[Data to use]
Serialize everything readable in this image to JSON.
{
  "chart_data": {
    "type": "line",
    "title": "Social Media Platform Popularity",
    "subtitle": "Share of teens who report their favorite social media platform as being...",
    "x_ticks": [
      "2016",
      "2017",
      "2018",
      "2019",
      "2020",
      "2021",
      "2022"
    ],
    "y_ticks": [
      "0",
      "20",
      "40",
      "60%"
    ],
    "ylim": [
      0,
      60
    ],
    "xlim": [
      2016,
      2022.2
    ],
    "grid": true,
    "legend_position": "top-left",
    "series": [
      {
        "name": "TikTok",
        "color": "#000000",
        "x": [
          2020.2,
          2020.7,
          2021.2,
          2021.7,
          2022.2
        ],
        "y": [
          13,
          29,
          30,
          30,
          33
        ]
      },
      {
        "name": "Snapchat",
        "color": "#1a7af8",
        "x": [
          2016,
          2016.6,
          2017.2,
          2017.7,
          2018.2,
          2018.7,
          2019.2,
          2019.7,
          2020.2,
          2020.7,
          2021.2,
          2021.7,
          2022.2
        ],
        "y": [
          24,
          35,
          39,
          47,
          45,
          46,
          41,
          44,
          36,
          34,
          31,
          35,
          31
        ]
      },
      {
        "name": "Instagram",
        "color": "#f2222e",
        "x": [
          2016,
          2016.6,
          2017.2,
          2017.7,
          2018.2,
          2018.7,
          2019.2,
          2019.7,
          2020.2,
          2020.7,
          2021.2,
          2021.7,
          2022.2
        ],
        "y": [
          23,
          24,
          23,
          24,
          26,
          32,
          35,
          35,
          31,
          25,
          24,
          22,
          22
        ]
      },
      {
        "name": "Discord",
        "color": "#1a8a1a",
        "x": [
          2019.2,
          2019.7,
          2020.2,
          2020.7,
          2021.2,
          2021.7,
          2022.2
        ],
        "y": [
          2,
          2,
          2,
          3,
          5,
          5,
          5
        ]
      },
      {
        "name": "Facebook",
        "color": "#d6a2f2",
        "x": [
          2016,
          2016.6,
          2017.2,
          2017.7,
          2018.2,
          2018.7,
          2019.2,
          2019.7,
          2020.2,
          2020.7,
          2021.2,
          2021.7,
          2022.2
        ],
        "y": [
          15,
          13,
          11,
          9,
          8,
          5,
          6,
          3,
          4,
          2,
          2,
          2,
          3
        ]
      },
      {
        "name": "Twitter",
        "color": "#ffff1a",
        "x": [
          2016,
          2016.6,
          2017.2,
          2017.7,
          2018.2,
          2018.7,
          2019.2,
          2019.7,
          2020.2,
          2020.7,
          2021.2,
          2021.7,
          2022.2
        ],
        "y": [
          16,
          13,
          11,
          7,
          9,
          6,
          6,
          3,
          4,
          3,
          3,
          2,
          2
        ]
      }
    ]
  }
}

[Exercise objective] Extract the data in full. Keep it word for word.

[The output]
Serialize everything readable in this image to JSON.
{
  "chart_data": {
    "type": "line",
    "title": "Social Media Platform Popularity",
    "subtitle": "Share of teens who report their favorite social media platform as being...",
    "x_ticks": [
      "2016",
      "2017",
      "2018",
      "2019",
      "2020",
      "2021",
      "2022"
    ],
    "y_ticks": [
      "0",
      "20",
      "40",
      "60%"
    ],
    "ylim": [
      0,
      60
    ],
    "xlim": [
      2016,
      2022.2
    ],
    "grid": true,
    "legend_position": "top-left",
    "series": [
      {
        "name": "TikTok",
        "color": "#000000",
        "x": [
          2020.2,
          2020.7,
          2021.2,
          2021.7,
          2022.2
        ],
        "y": [
          13,
          29,
          30,
          30,
          33
        ]
      },
      {
        "name": "Snapchat",
        "color": "#1a7af8",
        "x": [
          2016,
          2016.6,
          2017.2,
          2017.7,
          2018.2,
          2018.7,
          2019.2,
          2019.7,
          2020.2,
          2020.7,
          2021.2,
          2021.7,
          2022.2
        ],
        "y": [
          24,
          35,
          39,
          47,
          45,
          46,
          41,
          44,
          36,
          34,
          31,
          35,
          31
        ]
      },
      {
        "name": "Instagram",
        "color": "#f2222e",
        "x": [
          2016,
          2016.6,
          2017.2,
          2017.7,
          2018.2,
          2018.7,
          2019.2,
          2019.7,
          2020.2,
          2020.7,
          2021.2,
          2021.7,
          2022.2
        ],
        "y": [
          23,
          24,
          23,
          24,
          26,
          32,
          35,
          35,
          31,
          25,
          24,
          22,
          22
        ]
      },
      {
        "name": "Discord",
        "color": "#1a8a1a",
        "x": [
          2019.2,
          2019.7,
          2020.2,
          2020.7,
          2021.2,
          2021.7,
          2022.2
        ],
        "y": [
          2,
          2,
          2,
          3,
          5,
          5,
          5
        ]
      },
      {
        "name": "Facebook",
        "color": "#d6a2f2",
        "x": [
          2016,
          2016.6,
          2017.2,
          2017.7,
          2018.2,
          2018.7,
          2019.2,
          2019.7,
          2020.2,
          2020.7,
          2021.2,
          2021.7,
          2022.2
        ],
        "y": [
          15,
          13,
          11,
          9,
          8,
          5,
          6,
          3,
          4,
          2,
          2,
          2,
          3
        ]
      },
      {
        "name": "Twitter",
        "color": "#ffff1a",
        "x": [
          2016,
          2016.6,
          2017.2,
          2017.7,
          2018.2,
          2018.7,
          2019.2,
          2019.7,
          2020.2,
          2020.7,
          2021.2,
          2021.7,
          2022.2
        ],
        "y": [
          16,
          13,
          11,
          7,
          9,
          6,
          6,
          3,
          4,
          3,
          3,
          2,
          2
        ]
      }
    ]
  }
}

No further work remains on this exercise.